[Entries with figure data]
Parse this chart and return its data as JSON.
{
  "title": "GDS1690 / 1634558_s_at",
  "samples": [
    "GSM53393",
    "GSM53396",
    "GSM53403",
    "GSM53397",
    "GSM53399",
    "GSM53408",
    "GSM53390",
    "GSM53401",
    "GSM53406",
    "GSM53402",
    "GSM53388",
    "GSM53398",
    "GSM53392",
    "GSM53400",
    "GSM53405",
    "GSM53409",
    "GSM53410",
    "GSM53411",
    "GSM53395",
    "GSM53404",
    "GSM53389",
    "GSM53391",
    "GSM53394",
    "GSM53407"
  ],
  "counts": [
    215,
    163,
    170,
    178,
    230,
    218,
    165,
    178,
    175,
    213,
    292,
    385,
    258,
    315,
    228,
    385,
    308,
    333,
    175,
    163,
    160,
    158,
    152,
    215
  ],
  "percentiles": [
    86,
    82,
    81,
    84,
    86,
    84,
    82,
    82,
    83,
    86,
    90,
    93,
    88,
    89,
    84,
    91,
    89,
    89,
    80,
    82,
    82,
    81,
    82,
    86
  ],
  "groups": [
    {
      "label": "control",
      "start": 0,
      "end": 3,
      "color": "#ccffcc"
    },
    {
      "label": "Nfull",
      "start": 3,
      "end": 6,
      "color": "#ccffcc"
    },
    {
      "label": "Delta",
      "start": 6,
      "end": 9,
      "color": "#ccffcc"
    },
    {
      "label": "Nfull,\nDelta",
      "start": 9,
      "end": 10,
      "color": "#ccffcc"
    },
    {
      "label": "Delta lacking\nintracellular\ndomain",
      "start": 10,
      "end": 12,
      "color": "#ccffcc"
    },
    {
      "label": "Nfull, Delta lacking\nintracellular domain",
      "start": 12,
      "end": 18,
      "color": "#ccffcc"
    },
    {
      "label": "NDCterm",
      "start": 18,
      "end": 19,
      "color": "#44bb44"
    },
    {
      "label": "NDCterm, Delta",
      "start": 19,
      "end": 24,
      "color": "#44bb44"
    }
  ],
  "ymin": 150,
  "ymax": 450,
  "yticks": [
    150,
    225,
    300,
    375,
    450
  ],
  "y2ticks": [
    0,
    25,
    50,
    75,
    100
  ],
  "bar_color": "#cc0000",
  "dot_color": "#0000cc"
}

§ REQUIRED WORK:
Could you quote the material above in full, exactly as it stands?

§ TASK RESPONSE:
Parse this chart and return its data as JSON.
{
  "title": "GDS1690 / 1634558_s_at",
  "samples": [
    "GSM53393",
    "GSM53396",
    "GSM53403",
    "GSM53397",
    "GSM53399",
    "GSM53408",
    "GSM53390",
    "GSM53401",
    "GSM53406",
    "GSM53402",
    "GSM53388",
    "GSM53398",
    "GSM53392",
    "GSM53400",
    "GSM53405",
    "GSM53409",
    "GSM53410",
    "GSM53411",
    "GSM53395",
    "GSM53404",
    "GSM53389",
    "GSM53391",
    "GSM53394",
    "GSM53407"
  ],
  "counts": [
    215,
    163,
    170,
    178,
    230,
    218,
    165,
    178,
    175,
    213,
    292,
    385,
    258,
    315,
    228,
    385,
    308,
    333,
    175,
    163,
    160,
    158,
    152,
    215
  ],
  "percentiles": [
    86,
    82,
    81,
    84,
    86,
    84,
    82,
    82,
    83,
    86,
    90,
    93,
    88,
    89,
    84,
    91,
    89,
    89,
    80,
    82,
    82,
    81,
    82,
    86
  ],
  "groups": [
    {
      "label": "control",
      "start": 0,
      "end": 3,
      "color": "#ccffcc"
    },
    {
      "label": "Nfull",
      "start": 3,
      "end": 6,
      "color": "#ccffcc"
    },
    {
      "label": "Delta",
      "start": 6,
      "end": 9,
      "color": "#ccffcc"
    },
    {
      "label": "Nfull,\nDelta",
      "start": 9,
      "end": 10,
      "color": "#ccffcc"
    },
    {
      "label": "Delta lacking\nintracellular\ndomain",
      "start": 10,
      "end": 12,
      "color": "#ccffcc"
    },
    {
      "label": "Nfull, Delta lacking\nintracellular domain",
      "start": 12,
      "end": 18,
      "color": "#ccffcc"
    },
    {
      "label": "NDCterm",
      "start": 18,
      "end": 19,
      "color": "#44bb44"
    },
    {
      "label": "NDCterm, Delta",
      "start": 19,
      "end": 24,
      "color": "#44bb44"
    }
  ],
  "ymin": 150,
  "ymax": 450,
  "yticks": [
    150,
    225,
    300,
    375,
    450
  ],
  "y2ticks": [
    0,
    25,
    50,
    75,
    100
  ],
  "bar_color": "#cc0000",
  "dot_color": "#0000cc"
}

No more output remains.